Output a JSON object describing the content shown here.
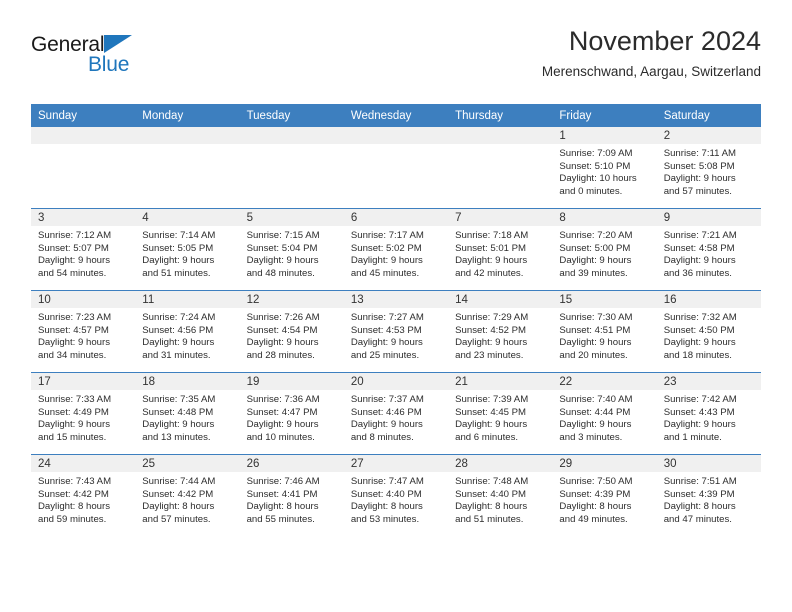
{
  "brand": {
    "name_part1": "General",
    "name_part2": "Blue",
    "accent_color": "#1f76bc"
  },
  "header": {
    "title": "November 2024",
    "subtitle": "Merenschwand, Aargau, Switzerland"
  },
  "theme": {
    "header_row_bg": "#3d7fbf",
    "daynum_band_bg": "#f0f0f0",
    "text_color": "#2d2d2d"
  },
  "weekday_headers": [
    "Sunday",
    "Monday",
    "Tuesday",
    "Wednesday",
    "Thursday",
    "Friday",
    "Saturday"
  ],
  "labels": {
    "sunrise_prefix": "Sunrise: ",
    "sunset_prefix": "Sunset: ",
    "daylight_prefix": "Daylight: "
  },
  "weeks": [
    [
      {
        "empty": true
      },
      {
        "empty": true
      },
      {
        "empty": true
      },
      {
        "empty": true
      },
      {
        "empty": true
      },
      {
        "day": "1",
        "sunrise": "Sunrise: 7:09 AM",
        "sunset": "Sunset: 5:10 PM",
        "daylight_line1": "Daylight: 10 hours",
        "daylight_line2": "and 0 minutes."
      },
      {
        "day": "2",
        "sunrise": "Sunrise: 7:11 AM",
        "sunset": "Sunset: 5:08 PM",
        "daylight_line1": "Daylight: 9 hours",
        "daylight_line2": "and 57 minutes."
      }
    ],
    [
      {
        "day": "3",
        "sunrise": "Sunrise: 7:12 AM",
        "sunset": "Sunset: 5:07 PM",
        "daylight_line1": "Daylight: 9 hours",
        "daylight_line2": "and 54 minutes."
      },
      {
        "day": "4",
        "sunrise": "Sunrise: 7:14 AM",
        "sunset": "Sunset: 5:05 PM",
        "daylight_line1": "Daylight: 9 hours",
        "daylight_line2": "and 51 minutes."
      },
      {
        "day": "5",
        "sunrise": "Sunrise: 7:15 AM",
        "sunset": "Sunset: 5:04 PM",
        "daylight_line1": "Daylight: 9 hours",
        "daylight_line2": "and 48 minutes."
      },
      {
        "day": "6",
        "sunrise": "Sunrise: 7:17 AM",
        "sunset": "Sunset: 5:02 PM",
        "daylight_line1": "Daylight: 9 hours",
        "daylight_line2": "and 45 minutes."
      },
      {
        "day": "7",
        "sunrise": "Sunrise: 7:18 AM",
        "sunset": "Sunset: 5:01 PM",
        "daylight_line1": "Daylight: 9 hours",
        "daylight_line2": "and 42 minutes."
      },
      {
        "day": "8",
        "sunrise": "Sunrise: 7:20 AM",
        "sunset": "Sunset: 5:00 PM",
        "daylight_line1": "Daylight: 9 hours",
        "daylight_line2": "and 39 minutes."
      },
      {
        "day": "9",
        "sunrise": "Sunrise: 7:21 AM",
        "sunset": "Sunset: 4:58 PM",
        "daylight_line1": "Daylight: 9 hours",
        "daylight_line2": "and 36 minutes."
      }
    ],
    [
      {
        "day": "10",
        "sunrise": "Sunrise: 7:23 AM",
        "sunset": "Sunset: 4:57 PM",
        "daylight_line1": "Daylight: 9 hours",
        "daylight_line2": "and 34 minutes."
      },
      {
        "day": "11",
        "sunrise": "Sunrise: 7:24 AM",
        "sunset": "Sunset: 4:56 PM",
        "daylight_line1": "Daylight: 9 hours",
        "daylight_line2": "and 31 minutes."
      },
      {
        "day": "12",
        "sunrise": "Sunrise: 7:26 AM",
        "sunset": "Sunset: 4:54 PM",
        "daylight_line1": "Daylight: 9 hours",
        "daylight_line2": "and 28 minutes."
      },
      {
        "day": "13",
        "sunrise": "Sunrise: 7:27 AM",
        "sunset": "Sunset: 4:53 PM",
        "daylight_line1": "Daylight: 9 hours",
        "daylight_line2": "and 25 minutes."
      },
      {
        "day": "14",
        "sunrise": "Sunrise: 7:29 AM",
        "sunset": "Sunset: 4:52 PM",
        "daylight_line1": "Daylight: 9 hours",
        "daylight_line2": "and 23 minutes."
      },
      {
        "day": "15",
        "sunrise": "Sunrise: 7:30 AM",
        "sunset": "Sunset: 4:51 PM",
        "daylight_line1": "Daylight: 9 hours",
        "daylight_line2": "and 20 minutes."
      },
      {
        "day": "16",
        "sunrise": "Sunrise: 7:32 AM",
        "sunset": "Sunset: 4:50 PM",
        "daylight_line1": "Daylight: 9 hours",
        "daylight_line2": "and 18 minutes."
      }
    ],
    [
      {
        "day": "17",
        "sunrise": "Sunrise: 7:33 AM",
        "sunset": "Sunset: 4:49 PM",
        "daylight_line1": "Daylight: 9 hours",
        "daylight_line2": "and 15 minutes."
      },
      {
        "day": "18",
        "sunrise": "Sunrise: 7:35 AM",
        "sunset": "Sunset: 4:48 PM",
        "daylight_line1": "Daylight: 9 hours",
        "daylight_line2": "and 13 minutes."
      },
      {
        "day": "19",
        "sunrise": "Sunrise: 7:36 AM",
        "sunset": "Sunset: 4:47 PM",
        "daylight_line1": "Daylight: 9 hours",
        "daylight_line2": "and 10 minutes."
      },
      {
        "day": "20",
        "sunrise": "Sunrise: 7:37 AM",
        "sunset": "Sunset: 4:46 PM",
        "daylight_line1": "Daylight: 9 hours",
        "daylight_line2": "and 8 minutes."
      },
      {
        "day": "21",
        "sunrise": "Sunrise: 7:39 AM",
        "sunset": "Sunset: 4:45 PM",
        "daylight_line1": "Daylight: 9 hours",
        "daylight_line2": "and 6 minutes."
      },
      {
        "day": "22",
        "sunrise": "Sunrise: 7:40 AM",
        "sunset": "Sunset: 4:44 PM",
        "daylight_line1": "Daylight: 9 hours",
        "daylight_line2": "and 3 minutes."
      },
      {
        "day": "23",
        "sunrise": "Sunrise: 7:42 AM",
        "sunset": "Sunset: 4:43 PM",
        "daylight_line1": "Daylight: 9 hours",
        "daylight_line2": "and 1 minute."
      }
    ],
    [
      {
        "day": "24",
        "sunrise": "Sunrise: 7:43 AM",
        "sunset": "Sunset: 4:42 PM",
        "daylight_line1": "Daylight: 8 hours",
        "daylight_line2": "and 59 minutes."
      },
      {
        "day": "25",
        "sunrise": "Sunrise: 7:44 AM",
        "sunset": "Sunset: 4:42 PM",
        "daylight_line1": "Daylight: 8 hours",
        "daylight_line2": "and 57 minutes."
      },
      {
        "day": "26",
        "sunrise": "Sunrise: 7:46 AM",
        "sunset": "Sunset: 4:41 PM",
        "daylight_line1": "Daylight: 8 hours",
        "daylight_line2": "and 55 minutes."
      },
      {
        "day": "27",
        "sunrise": "Sunrise: 7:47 AM",
        "sunset": "Sunset: 4:40 PM",
        "daylight_line1": "Daylight: 8 hours",
        "daylight_line2": "and 53 minutes."
      },
      {
        "day": "28",
        "sunrise": "Sunrise: 7:48 AM",
        "sunset": "Sunset: 4:40 PM",
        "daylight_line1": "Daylight: 8 hours",
        "daylight_line2": "and 51 minutes."
      },
      {
        "day": "29",
        "sunrise": "Sunrise: 7:50 AM",
        "sunset": "Sunset: 4:39 PM",
        "daylight_line1": "Daylight: 8 hours",
        "daylight_line2": "and 49 minutes."
      },
      {
        "day": "30",
        "sunrise": "Sunrise: 7:51 AM",
        "sunset": "Sunset: 4:39 PM",
        "daylight_line1": "Daylight: 8 hours",
        "daylight_line2": "and 47 minutes."
      }
    ]
  ]
}
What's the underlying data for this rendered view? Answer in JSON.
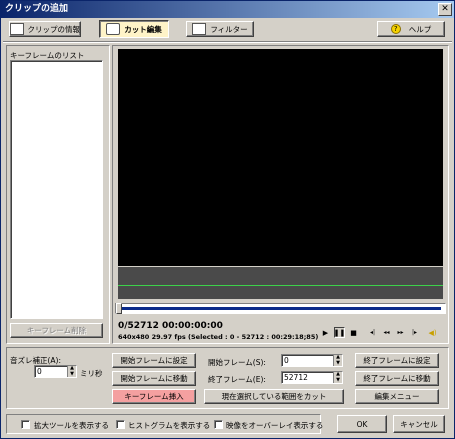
{
  "window": {
    "title": "クリップの追加",
    "close_glyph": "✕"
  },
  "toolbar": {
    "clip_info": "クリップの情報",
    "cut_edit": "カット編集",
    "filter": "フィルター",
    "help": "ヘルプ",
    "help_glyph": "?"
  },
  "keyframes": {
    "list_label": "キーフレームのリスト",
    "delete_button": "キーフレーム削除"
  },
  "status": {
    "frame_time": "0/52712  00:00:00:00",
    "info": "640x480 29.97 fps  (Selected : 0 - 52712 : 00:29:18;85)"
  },
  "transport": {
    "play": "▶",
    "pause": "❚❚",
    "stop": "■",
    "prev_key": "◂|",
    "rewind": "◂◂",
    "forward": "▸▸",
    "next_key": "|▸",
    "volume_glyph": "◀)"
  },
  "audio": {
    "offset_label": "音ズレ補正(A):",
    "offset_value": "0",
    "unit": "ミリ秒"
  },
  "edit": {
    "set_start": "開始フレームに設定",
    "goto_start": "開始フレームに移動",
    "insert_keyframe": "キーフレーム挿入",
    "start_frame_label": "開始フレーム(S):",
    "start_frame_value": "0",
    "end_frame_label": "終了フレーム(E):",
    "end_frame_value": "52712",
    "cut_selection": "現在選択している範囲をカット",
    "set_end": "終了フレームに設定",
    "goto_end": "終了フレームに移動",
    "edit_menu": "編集メニュー"
  },
  "options": {
    "zoom_tool": "拡大ツールを表示する",
    "histogram": "ヒストグラムを表示する",
    "overlay": "映像をオーバーレイ表示する"
  },
  "footer": {
    "ok": "OK",
    "cancel": "キャンセル"
  },
  "colors": {
    "title_start": "#0a246a",
    "title_end": "#a6caf0",
    "active_tab": "#fff4c8",
    "insert_button": "#f4a0a0",
    "timeline_line": "#3cd24a",
    "slider_fill": "#0a2a8a"
  },
  "progress": {
    "slider_position": 0.0
  }
}
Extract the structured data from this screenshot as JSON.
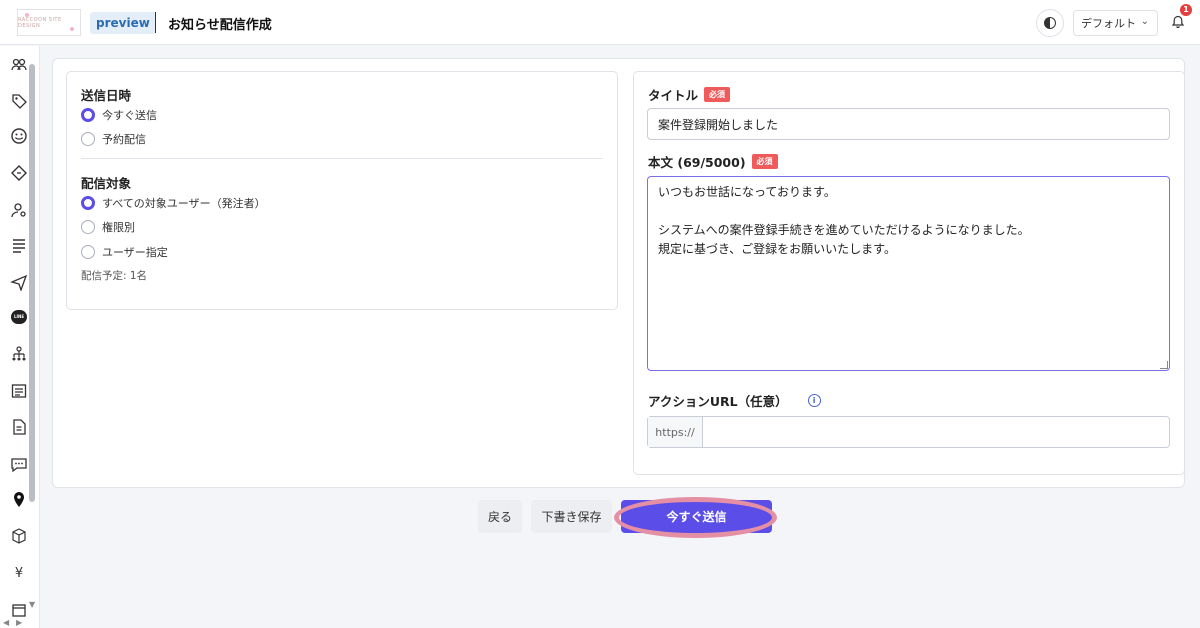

• • • • •

### DO THIS
Retype exactly, and only, the lines from the one containing "What's the underlying" through the end of the material, leaving aside every picture.

### SOLUTION FOR THIS PROBLEM
What's the underlying data for this rendered view? Answer in JSON.
{
  "window": {
    "title": "クリップの追加",
    "close_glyph": "✕"
  },
  "toolbar": {
    "clip_info": "クリップの情報",
    "cut_edit": "カット編集",
    "filter": "フィルター",
    "help": "ヘルプ",
    "help_glyph": "?"
  },
  "keyframes": {
    "list_label": "キーフレームのリスト",
    "delete_button": "キーフレーム削除"
  },
  "status": {
    "frame_time": "0/52712  00:00:00:00",
    "info": "640x480 29.97 fps  (Selected : 0 - 52712 : 00:29:18;85)"
  },
  "transport": {
    "play": "▶",
    "pause": "❚❚",
    "stop": "■",
    "prev_key": "◂|",
    "rewind": "◂◂",
    "forward": "▸▸",
    "next_key": "|▸",
    "volume_glyph": "◀)"
  },
  "audio": {
    "offset_label": "音ズレ補正(A):",
    "offset_value": "0",
    "unit": "ミリ秒"
  },
  "edit": {
    "set_start": "開始フレームに設定",
    "goto_start": "開始フレームに移動",
    "insert_keyframe": "キーフレーム挿入",
    "start_frame_label": "開始フレーム(S):",
    "start_frame_value": "0",
    "end_frame_label": "終了フレーム(E):",
    "end_frame_value": "52712",
    "cut_selection": "現在選択している範囲をカット",
    "set_end": "終了フレームに設定",
    "goto_end": "終了フレームに移動",
    "edit_menu": "編集メニュー"
  },
  "options": {
    "zoom_tool": "拡大ツールを表示する",
    "histogram": "ヒストグラムを表示する",
    "overlay": "映像をオーバーレイ表示する"
  },
  "footer": {
    "ok": "OK",
    "cancel": "キャンセル"
  },
  "colors": {
    "title_start": "#0a246a",
    "title_end": "#a6caf0",
    "active_tab": "#fff4c8",
    "insert_button": "#f4a0a0",
    "timeline_line": "#3cd24a",
    "slider_fill": "#0a2a8a"
  },
  "progress": {
    "slider_position": 0.0
  }
}
Extract the structured data from this screenshot as JSON.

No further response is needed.